Your answer is a single number: the count of lines that contain the string "FLEXray".
.....
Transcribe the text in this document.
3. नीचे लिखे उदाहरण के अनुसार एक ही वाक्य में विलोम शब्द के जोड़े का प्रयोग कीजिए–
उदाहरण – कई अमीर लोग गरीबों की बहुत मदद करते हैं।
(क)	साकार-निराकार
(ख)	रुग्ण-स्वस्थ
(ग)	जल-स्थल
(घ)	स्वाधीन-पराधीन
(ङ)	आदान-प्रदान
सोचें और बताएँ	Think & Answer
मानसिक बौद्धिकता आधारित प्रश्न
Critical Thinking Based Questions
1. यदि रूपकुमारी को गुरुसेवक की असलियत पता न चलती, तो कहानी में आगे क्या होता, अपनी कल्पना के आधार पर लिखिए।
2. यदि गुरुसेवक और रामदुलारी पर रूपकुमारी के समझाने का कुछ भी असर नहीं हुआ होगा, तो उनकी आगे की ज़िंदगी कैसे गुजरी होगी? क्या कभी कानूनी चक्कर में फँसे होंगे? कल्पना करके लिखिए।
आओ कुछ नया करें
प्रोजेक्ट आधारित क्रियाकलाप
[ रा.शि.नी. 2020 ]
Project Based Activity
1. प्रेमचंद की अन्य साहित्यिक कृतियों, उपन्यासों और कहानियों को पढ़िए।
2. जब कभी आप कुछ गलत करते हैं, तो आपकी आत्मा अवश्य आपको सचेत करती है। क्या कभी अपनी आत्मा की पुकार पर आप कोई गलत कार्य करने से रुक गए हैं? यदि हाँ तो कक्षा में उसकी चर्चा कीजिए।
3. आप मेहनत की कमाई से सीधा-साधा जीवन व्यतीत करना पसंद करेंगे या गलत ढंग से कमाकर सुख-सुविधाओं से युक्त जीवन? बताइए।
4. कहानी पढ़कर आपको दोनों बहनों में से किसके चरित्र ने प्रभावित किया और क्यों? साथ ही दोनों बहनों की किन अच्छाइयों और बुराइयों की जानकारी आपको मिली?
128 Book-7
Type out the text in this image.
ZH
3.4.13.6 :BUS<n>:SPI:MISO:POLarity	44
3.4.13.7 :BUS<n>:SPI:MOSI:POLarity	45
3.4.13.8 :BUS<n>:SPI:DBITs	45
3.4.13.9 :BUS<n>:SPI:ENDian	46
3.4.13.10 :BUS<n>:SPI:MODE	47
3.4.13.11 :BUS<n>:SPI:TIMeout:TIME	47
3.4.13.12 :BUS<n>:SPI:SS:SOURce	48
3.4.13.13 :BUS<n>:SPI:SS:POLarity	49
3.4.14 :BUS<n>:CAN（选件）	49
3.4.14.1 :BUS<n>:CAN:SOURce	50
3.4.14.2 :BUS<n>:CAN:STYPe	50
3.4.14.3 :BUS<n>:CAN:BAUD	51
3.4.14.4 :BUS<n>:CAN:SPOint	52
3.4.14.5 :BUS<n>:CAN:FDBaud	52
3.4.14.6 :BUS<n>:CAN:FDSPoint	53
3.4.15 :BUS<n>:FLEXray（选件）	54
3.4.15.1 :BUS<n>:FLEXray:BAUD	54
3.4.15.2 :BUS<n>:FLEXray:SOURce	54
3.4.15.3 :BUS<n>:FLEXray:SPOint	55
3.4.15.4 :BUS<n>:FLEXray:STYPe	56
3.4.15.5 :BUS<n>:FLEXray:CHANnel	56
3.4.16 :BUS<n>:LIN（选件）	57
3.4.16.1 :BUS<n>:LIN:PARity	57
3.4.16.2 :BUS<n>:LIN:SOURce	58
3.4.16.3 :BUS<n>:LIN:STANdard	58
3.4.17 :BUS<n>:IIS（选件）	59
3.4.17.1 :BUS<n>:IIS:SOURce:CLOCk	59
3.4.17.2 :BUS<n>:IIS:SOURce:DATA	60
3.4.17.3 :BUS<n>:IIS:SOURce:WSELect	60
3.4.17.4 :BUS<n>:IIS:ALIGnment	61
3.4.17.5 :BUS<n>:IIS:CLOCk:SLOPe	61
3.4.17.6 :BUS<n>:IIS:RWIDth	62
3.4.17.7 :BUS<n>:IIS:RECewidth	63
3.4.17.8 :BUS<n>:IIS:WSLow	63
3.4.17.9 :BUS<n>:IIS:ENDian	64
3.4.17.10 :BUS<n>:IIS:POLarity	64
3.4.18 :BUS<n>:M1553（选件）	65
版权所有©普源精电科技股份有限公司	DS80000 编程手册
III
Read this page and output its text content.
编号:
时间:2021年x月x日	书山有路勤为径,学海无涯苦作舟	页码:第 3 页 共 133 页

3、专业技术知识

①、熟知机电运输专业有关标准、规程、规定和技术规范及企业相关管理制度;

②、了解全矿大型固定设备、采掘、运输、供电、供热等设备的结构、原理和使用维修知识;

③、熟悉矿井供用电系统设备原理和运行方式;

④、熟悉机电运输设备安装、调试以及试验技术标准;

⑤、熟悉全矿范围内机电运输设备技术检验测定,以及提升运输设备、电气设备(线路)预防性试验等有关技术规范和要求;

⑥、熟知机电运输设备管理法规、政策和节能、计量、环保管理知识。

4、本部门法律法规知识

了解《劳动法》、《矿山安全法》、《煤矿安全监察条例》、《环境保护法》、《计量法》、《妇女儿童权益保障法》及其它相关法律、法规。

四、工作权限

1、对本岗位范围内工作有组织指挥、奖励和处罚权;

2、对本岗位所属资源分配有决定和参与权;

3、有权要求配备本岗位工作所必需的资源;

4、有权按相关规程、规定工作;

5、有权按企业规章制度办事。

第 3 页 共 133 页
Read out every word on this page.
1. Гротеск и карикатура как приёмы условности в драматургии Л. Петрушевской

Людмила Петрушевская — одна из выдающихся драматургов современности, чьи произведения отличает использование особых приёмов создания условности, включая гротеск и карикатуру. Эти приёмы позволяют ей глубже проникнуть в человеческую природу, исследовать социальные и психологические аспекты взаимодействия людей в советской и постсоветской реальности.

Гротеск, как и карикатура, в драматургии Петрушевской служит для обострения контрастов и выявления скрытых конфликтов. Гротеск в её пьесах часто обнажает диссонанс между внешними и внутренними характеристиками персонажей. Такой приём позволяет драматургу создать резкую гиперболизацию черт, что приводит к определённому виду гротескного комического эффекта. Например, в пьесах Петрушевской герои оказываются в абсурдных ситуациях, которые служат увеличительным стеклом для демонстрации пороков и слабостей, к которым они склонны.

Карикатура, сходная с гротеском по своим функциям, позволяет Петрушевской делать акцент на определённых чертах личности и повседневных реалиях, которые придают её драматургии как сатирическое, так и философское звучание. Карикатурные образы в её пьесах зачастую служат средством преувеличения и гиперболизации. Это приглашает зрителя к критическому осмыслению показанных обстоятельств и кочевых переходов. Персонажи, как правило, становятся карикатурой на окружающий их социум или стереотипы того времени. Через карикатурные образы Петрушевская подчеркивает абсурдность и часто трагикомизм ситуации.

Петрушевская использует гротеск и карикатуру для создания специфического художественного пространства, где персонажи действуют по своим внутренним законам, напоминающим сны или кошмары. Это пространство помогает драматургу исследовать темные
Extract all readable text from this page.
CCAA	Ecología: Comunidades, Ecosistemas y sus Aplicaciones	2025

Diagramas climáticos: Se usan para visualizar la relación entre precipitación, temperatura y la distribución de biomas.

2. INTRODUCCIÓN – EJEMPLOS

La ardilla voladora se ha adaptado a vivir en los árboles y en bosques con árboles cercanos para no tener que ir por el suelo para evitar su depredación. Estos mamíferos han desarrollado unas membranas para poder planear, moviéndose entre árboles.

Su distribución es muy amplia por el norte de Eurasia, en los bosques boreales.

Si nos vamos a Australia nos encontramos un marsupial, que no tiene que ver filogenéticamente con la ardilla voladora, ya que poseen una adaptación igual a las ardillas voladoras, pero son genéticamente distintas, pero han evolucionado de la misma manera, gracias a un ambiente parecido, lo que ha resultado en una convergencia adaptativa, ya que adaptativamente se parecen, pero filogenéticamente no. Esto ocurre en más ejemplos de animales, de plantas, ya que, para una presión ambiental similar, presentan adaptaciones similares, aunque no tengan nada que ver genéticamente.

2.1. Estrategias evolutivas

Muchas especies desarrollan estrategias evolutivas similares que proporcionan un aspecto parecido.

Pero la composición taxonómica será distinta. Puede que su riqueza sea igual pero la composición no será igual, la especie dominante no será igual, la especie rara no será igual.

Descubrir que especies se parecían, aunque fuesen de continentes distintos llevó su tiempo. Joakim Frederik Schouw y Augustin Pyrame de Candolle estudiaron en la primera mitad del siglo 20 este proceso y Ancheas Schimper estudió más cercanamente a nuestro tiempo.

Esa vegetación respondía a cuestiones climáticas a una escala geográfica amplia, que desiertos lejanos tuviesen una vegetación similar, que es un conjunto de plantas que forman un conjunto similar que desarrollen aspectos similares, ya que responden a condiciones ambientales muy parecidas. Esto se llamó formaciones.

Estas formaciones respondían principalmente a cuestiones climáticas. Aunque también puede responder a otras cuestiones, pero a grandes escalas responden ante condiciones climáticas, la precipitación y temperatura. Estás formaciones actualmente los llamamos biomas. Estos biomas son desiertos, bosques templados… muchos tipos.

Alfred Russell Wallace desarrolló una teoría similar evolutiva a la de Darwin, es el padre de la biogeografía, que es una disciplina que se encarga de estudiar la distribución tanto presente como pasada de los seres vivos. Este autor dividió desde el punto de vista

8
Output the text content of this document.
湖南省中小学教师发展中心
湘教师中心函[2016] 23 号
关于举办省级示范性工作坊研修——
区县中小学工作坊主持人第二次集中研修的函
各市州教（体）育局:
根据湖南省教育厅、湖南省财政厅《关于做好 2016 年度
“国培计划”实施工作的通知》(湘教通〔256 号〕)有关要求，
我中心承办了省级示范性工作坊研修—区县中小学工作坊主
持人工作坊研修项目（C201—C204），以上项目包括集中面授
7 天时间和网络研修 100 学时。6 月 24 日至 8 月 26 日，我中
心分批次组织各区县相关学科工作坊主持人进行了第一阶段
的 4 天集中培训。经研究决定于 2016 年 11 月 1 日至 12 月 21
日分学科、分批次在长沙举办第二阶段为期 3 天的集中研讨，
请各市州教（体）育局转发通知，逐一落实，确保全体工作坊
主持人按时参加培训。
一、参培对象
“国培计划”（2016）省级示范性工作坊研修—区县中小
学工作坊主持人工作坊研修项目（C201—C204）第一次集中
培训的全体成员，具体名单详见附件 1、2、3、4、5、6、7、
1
.....
*Answer for the task*. 6